## Start

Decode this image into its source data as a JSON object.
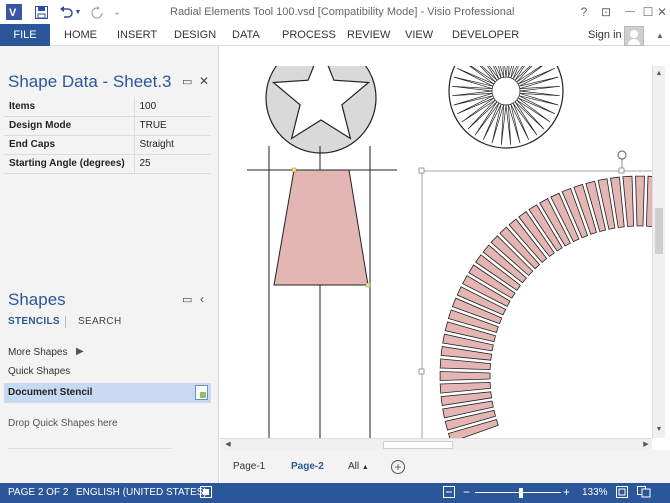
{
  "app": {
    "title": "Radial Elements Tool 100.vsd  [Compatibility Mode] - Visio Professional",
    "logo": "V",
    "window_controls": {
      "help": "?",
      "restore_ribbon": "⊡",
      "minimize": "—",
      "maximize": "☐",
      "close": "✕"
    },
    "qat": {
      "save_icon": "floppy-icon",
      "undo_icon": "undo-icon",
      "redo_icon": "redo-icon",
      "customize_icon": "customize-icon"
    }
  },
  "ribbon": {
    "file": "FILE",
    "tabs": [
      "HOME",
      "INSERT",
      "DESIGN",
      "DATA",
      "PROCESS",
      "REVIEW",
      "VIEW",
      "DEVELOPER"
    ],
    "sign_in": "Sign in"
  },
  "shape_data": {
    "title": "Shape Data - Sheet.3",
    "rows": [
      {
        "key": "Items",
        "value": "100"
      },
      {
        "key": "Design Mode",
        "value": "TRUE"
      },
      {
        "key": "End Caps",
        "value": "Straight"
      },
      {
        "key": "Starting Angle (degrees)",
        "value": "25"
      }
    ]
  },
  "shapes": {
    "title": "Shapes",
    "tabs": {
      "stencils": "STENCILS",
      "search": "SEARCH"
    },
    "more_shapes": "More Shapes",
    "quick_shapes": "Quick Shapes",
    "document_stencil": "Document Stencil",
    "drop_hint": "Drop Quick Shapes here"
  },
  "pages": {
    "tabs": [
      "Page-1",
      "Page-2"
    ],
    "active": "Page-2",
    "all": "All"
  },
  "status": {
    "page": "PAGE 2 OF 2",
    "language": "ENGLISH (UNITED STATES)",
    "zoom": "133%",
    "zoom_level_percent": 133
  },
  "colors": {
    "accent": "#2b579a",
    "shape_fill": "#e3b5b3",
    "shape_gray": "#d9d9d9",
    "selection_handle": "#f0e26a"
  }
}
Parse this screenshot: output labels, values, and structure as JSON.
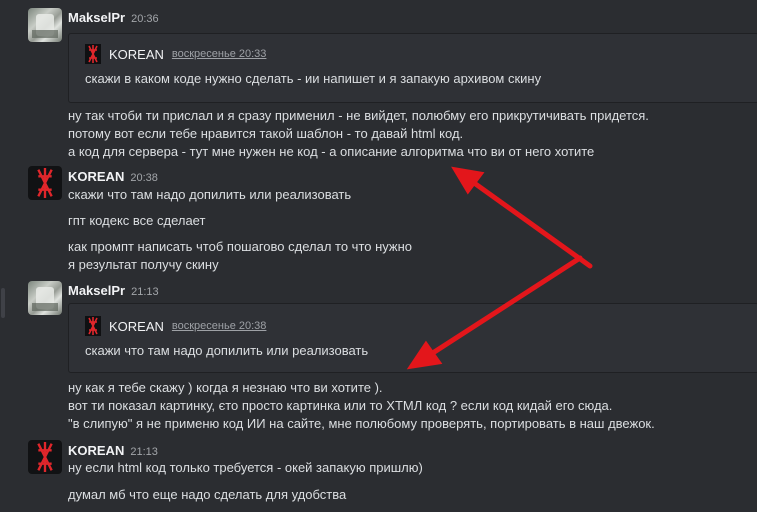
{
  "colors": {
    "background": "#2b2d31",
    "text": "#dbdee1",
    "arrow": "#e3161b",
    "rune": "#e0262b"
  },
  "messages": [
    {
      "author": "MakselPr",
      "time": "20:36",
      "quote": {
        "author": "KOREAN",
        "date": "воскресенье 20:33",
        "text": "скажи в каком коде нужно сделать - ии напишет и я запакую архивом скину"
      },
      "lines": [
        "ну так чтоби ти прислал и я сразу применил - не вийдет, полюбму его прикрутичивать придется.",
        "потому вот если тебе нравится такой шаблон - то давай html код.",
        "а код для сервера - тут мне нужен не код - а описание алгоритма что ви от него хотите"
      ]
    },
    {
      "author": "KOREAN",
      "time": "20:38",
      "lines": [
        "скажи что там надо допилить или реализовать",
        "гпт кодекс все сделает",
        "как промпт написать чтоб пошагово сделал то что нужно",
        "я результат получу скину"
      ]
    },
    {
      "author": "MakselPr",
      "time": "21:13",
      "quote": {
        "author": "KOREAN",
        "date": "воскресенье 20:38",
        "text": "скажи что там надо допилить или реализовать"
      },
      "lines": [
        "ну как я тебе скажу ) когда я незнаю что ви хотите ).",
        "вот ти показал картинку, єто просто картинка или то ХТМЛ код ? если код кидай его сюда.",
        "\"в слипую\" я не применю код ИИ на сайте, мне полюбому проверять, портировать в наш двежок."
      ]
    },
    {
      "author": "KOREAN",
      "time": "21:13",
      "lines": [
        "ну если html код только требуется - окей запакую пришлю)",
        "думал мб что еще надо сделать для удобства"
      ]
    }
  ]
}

## End

_What to do_: Your task is to reproduce all of the material exactly. The pictures stay out.

_Exercise response_:
Decode this image into its source data as a JSON object.
{
  "app": {
    "title": "Radial Elements Tool 100.vsd  [Compatibility Mode] - Visio Professional",
    "logo": "V",
    "window_controls": {
      "help": "?",
      "restore_ribbon": "⊡",
      "minimize": "—",
      "maximize": "☐",
      "close": "✕"
    },
    "qat": {
      "save_icon": "floppy-icon",
      "undo_icon": "undo-icon",
      "redo_icon": "redo-icon",
      "customize_icon": "customize-icon"
    }
  },
  "ribbon": {
    "file": "FILE",
    "tabs": [
      "HOME",
      "INSERT",
      "DESIGN",
      "DATA",
      "PROCESS",
      "REVIEW",
      "VIEW",
      "DEVELOPER"
    ],
    "sign_in": "Sign in"
  },
  "shape_data": {
    "title": "Shape Data - Sheet.3",
    "rows": [
      {
        "key": "Items",
        "value": "100"
      },
      {
        "key": "Design Mode",
        "value": "TRUE"
      },
      {
        "key": "End Caps",
        "value": "Straight"
      },
      {
        "key": "Starting Angle (degrees)",
        "value": "25"
      }
    ]
  },
  "shapes": {
    "title": "Shapes",
    "tabs": {
      "stencils": "STENCILS",
      "search": "SEARCH"
    },
    "more_shapes": "More Shapes",
    "quick_shapes": "Quick Shapes",
    "document_stencil": "Document Stencil",
    "drop_hint": "Drop Quick Shapes here"
  },
  "pages": {
    "tabs": [
      "Page-1",
      "Page-2"
    ],
    "active": "Page-2",
    "all": "All"
  },
  "status": {
    "page": "PAGE 2 OF 2",
    "language": "ENGLISH (UNITED STATES)",
    "zoom": "133%",
    "zoom_level_percent": 133
  },
  "colors": {
    "accent": "#2b579a",
    "shape_fill": "#e3b5b3",
    "shape_gray": "#d9d9d9",
    "selection_handle": "#f0e26a"
  }
}
Parse this screenshot: output labels, values, and structure as JSON.
{
  "colors": {
    "background": "#2b2d31",
    "text": "#dbdee1",
    "arrow": "#e3161b",
    "rune": "#e0262b"
  },
  "messages": [
    {
      "author": "MakselPr",
      "time": "20:36",
      "quote": {
        "author": "KOREAN",
        "date": "воскресенье 20:33",
        "text": "скажи в каком коде нужно сделать - ии напишет и я запакую архивом скину"
      },
      "lines": [
        "ну так чтоби ти прислал и я сразу применил - не вийдет, полюбму его прикрутичивать придется.",
        "потому вот если тебе нравится такой шаблон - то давай html код.",
        "а код для сервера - тут мне нужен не код - а описание алгоритма что ви от него хотите"
      ]
    },
    {
      "author": "KOREAN",
      "time": "20:38",
      "lines": [
        "скажи что там надо допилить или реализовать",
        "гпт кодекс все сделает",
        "как промпт написать чтоб пошагово сделал то что нужно",
        "я результат получу скину"
      ]
    },
    {
      "author": "MakselPr",
      "time": "21:13",
      "quote": {
        "author": "KOREAN",
        "date": "воскресенье 20:38",
        "text": "скажи что там надо допилить или реализовать"
      },
      "lines": [
        "ну как я тебе скажу ) когда я незнаю что ви хотите ).",
        "вот ти показал картинку, єто просто картинка или то ХТМЛ код ? если код кидай его сюда.",
        "\"в слипую\" я не применю код ИИ на сайте, мне полюбому проверять, портировать в наш двежок."
      ]
    },
    {
      "author": "KOREAN",
      "time": "21:13",
      "lines": [
        "ну если html код только требуется - окей запакую пришлю)",
        "думал мб что еще надо сделать для удобства"
      ]
    }
  ]
}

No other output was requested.